▸ **Task goal**
Tally the lines that include the word "yanvar" and reply with nothing but the total.

▸ **Data lines**

>>>>>

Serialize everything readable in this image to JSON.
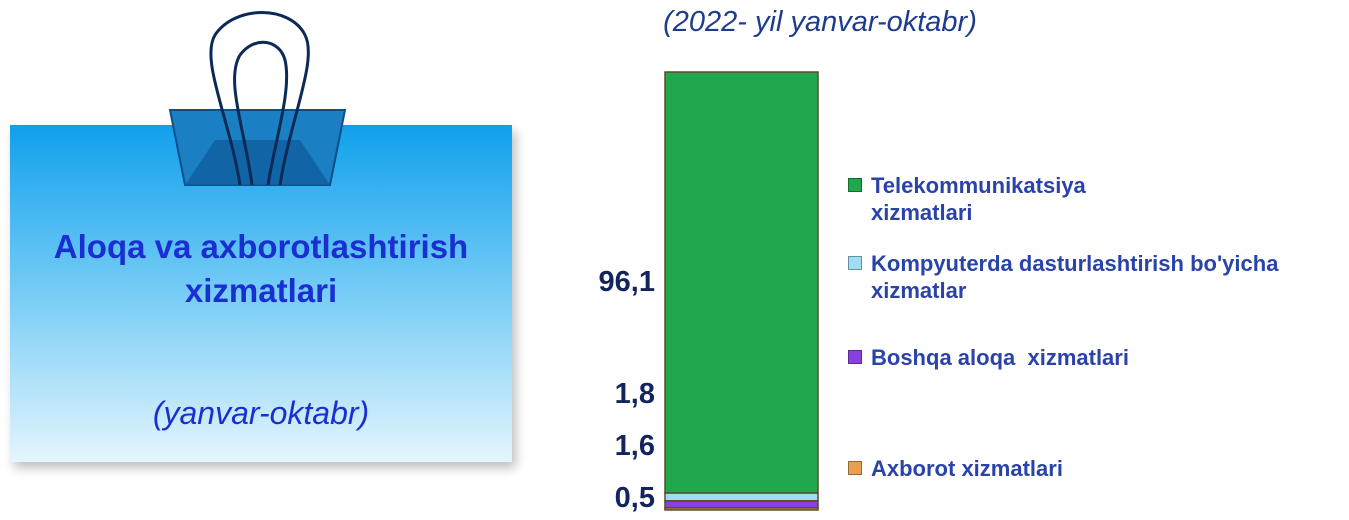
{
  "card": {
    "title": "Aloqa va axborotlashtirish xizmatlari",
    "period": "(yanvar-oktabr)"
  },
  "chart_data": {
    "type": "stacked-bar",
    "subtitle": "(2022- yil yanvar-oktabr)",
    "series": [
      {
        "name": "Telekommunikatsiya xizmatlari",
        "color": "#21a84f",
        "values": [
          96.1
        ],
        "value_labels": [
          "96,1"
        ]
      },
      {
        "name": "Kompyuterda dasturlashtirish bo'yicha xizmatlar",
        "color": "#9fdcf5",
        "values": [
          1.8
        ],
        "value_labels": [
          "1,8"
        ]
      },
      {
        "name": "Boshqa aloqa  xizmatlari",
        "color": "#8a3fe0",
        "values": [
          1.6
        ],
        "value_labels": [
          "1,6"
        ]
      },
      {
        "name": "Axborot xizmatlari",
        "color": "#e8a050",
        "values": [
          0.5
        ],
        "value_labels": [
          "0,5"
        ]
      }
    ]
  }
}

<<<<<
>>>>>

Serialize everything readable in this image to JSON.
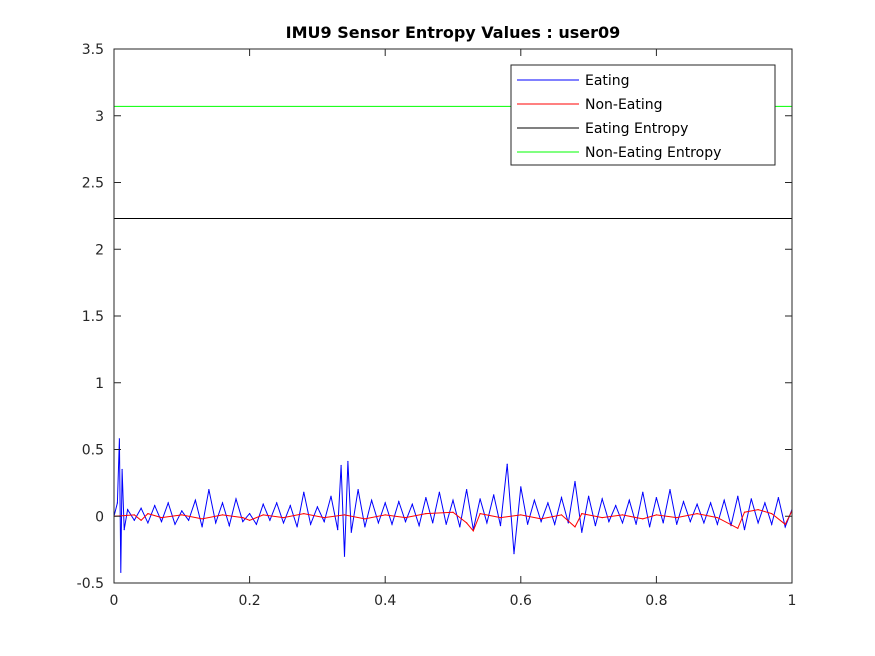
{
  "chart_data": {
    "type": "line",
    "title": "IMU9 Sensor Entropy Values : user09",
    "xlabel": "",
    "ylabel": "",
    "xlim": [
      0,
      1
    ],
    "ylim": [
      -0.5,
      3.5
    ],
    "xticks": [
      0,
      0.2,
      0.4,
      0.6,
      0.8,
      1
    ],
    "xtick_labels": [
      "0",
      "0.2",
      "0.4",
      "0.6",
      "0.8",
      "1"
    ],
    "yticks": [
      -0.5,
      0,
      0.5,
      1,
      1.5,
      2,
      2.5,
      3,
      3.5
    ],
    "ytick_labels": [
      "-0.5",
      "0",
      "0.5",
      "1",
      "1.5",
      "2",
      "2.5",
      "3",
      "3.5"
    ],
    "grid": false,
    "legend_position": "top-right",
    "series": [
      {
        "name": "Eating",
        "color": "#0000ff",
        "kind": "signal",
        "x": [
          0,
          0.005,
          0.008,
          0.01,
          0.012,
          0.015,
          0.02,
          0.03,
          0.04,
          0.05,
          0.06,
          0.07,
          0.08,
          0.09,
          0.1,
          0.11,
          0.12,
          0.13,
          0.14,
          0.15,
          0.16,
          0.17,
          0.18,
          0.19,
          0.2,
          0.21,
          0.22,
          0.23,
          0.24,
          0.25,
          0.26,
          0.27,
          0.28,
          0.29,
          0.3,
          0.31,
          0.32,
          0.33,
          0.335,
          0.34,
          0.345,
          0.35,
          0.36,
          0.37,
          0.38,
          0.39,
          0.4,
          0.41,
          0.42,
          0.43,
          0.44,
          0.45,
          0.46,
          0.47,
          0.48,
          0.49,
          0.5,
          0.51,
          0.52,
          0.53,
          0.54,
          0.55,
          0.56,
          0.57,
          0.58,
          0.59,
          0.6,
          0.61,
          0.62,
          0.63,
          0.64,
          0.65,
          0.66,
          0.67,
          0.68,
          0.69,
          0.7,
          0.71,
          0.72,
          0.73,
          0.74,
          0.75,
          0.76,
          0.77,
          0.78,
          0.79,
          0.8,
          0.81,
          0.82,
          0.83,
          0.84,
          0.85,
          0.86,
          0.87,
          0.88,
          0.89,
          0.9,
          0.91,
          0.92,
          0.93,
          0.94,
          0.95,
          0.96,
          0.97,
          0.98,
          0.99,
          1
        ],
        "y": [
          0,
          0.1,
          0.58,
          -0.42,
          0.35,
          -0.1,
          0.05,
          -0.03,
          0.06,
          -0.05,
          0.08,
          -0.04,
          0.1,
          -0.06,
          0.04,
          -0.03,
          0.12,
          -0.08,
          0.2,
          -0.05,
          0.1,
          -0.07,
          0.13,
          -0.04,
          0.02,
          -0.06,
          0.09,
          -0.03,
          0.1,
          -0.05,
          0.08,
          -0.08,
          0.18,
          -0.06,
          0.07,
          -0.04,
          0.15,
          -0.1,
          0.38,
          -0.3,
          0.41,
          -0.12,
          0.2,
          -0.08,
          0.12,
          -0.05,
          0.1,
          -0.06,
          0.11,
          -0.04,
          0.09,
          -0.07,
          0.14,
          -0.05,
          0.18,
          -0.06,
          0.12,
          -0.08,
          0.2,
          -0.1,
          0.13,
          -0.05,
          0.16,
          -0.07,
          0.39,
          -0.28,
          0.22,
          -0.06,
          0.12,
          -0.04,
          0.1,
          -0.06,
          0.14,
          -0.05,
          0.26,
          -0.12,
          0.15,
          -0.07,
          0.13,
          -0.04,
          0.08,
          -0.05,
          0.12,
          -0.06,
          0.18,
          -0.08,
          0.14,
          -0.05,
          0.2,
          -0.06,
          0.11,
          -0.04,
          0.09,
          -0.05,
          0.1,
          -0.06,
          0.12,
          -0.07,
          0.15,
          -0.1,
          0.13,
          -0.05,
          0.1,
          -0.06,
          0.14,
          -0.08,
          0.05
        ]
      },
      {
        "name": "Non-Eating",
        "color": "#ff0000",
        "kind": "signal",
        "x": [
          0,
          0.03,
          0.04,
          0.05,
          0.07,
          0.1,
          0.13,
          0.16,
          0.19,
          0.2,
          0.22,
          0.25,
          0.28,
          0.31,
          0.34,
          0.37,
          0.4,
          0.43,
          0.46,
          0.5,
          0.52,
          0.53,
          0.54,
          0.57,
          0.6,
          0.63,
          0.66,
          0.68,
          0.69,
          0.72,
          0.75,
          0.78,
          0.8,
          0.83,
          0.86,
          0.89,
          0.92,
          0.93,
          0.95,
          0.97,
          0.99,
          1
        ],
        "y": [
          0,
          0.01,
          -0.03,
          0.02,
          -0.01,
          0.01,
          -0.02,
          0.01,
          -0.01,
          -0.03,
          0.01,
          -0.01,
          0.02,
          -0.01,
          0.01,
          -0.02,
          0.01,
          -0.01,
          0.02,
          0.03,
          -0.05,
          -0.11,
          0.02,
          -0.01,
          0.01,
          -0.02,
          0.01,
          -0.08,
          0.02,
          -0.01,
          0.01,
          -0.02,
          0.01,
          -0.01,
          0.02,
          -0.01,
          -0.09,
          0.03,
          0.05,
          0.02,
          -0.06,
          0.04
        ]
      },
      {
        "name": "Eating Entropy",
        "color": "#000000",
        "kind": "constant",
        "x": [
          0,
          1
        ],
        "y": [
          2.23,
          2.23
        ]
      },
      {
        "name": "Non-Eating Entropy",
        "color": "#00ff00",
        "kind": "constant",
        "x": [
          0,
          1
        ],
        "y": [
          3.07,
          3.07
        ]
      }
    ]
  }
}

<<<<<
>>>>>

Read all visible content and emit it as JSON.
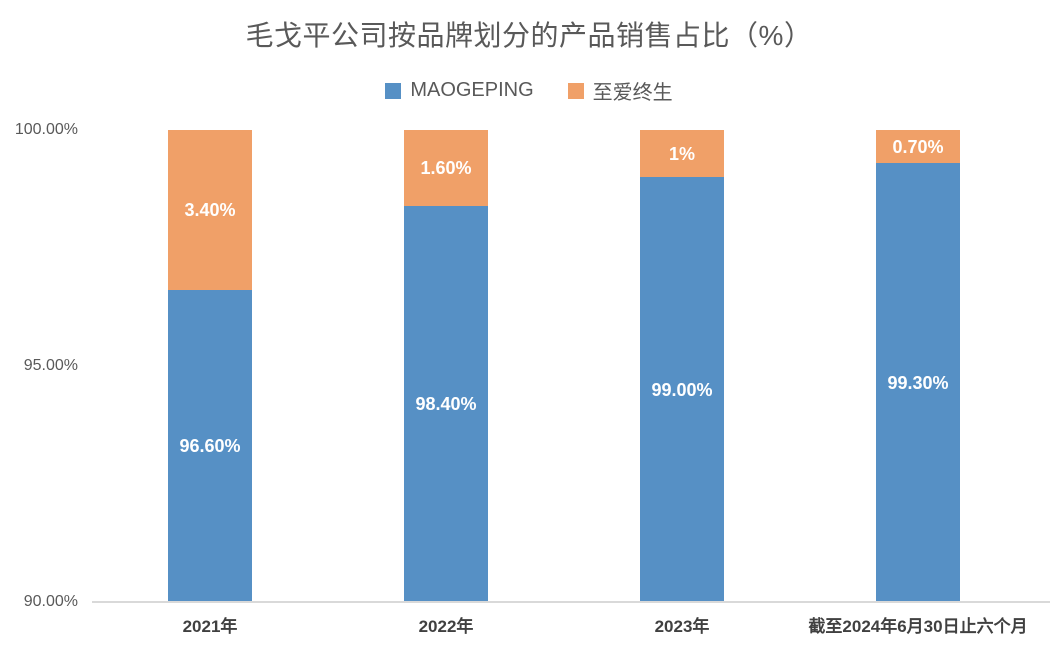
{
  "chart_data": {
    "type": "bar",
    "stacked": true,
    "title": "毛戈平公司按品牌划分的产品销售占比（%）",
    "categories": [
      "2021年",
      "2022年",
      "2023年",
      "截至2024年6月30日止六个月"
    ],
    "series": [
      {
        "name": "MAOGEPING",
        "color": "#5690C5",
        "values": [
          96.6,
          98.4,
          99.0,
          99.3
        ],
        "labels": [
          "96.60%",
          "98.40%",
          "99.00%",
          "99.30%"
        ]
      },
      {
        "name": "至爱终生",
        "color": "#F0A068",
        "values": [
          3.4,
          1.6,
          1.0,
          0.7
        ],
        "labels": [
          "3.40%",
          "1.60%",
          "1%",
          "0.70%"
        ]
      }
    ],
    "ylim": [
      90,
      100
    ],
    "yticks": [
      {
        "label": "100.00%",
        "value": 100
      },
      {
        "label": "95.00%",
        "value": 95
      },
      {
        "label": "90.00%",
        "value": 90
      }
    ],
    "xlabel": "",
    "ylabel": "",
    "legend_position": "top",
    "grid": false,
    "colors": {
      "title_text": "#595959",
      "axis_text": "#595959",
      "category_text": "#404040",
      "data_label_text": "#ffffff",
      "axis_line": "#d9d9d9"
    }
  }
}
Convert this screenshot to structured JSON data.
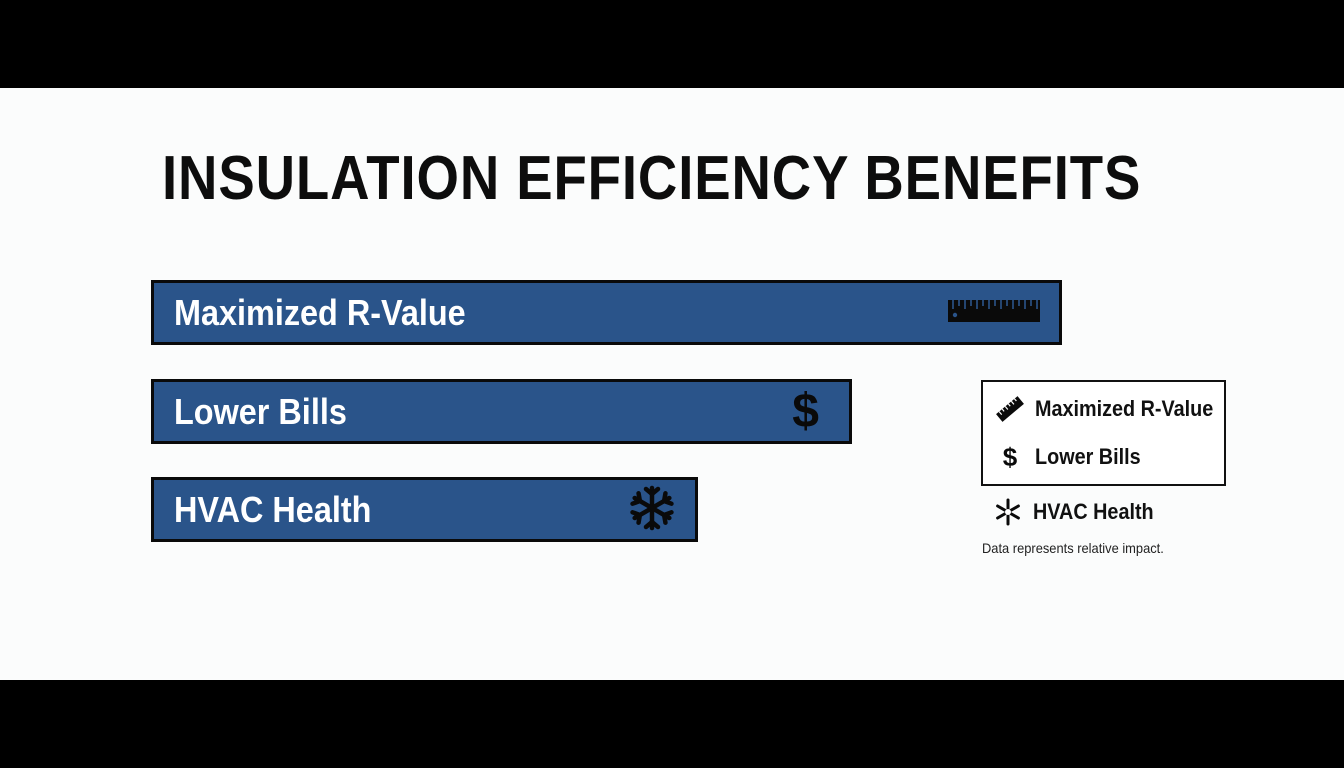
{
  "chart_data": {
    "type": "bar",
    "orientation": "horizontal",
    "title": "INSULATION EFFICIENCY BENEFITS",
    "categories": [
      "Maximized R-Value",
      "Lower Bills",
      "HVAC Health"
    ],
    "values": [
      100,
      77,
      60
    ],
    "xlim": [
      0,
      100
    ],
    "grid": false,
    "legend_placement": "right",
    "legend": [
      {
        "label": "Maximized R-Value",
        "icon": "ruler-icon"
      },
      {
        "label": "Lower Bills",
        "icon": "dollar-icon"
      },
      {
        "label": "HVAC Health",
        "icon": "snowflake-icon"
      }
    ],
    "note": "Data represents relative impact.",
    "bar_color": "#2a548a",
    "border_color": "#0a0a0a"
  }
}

<<<<<

▸ **Response below**
2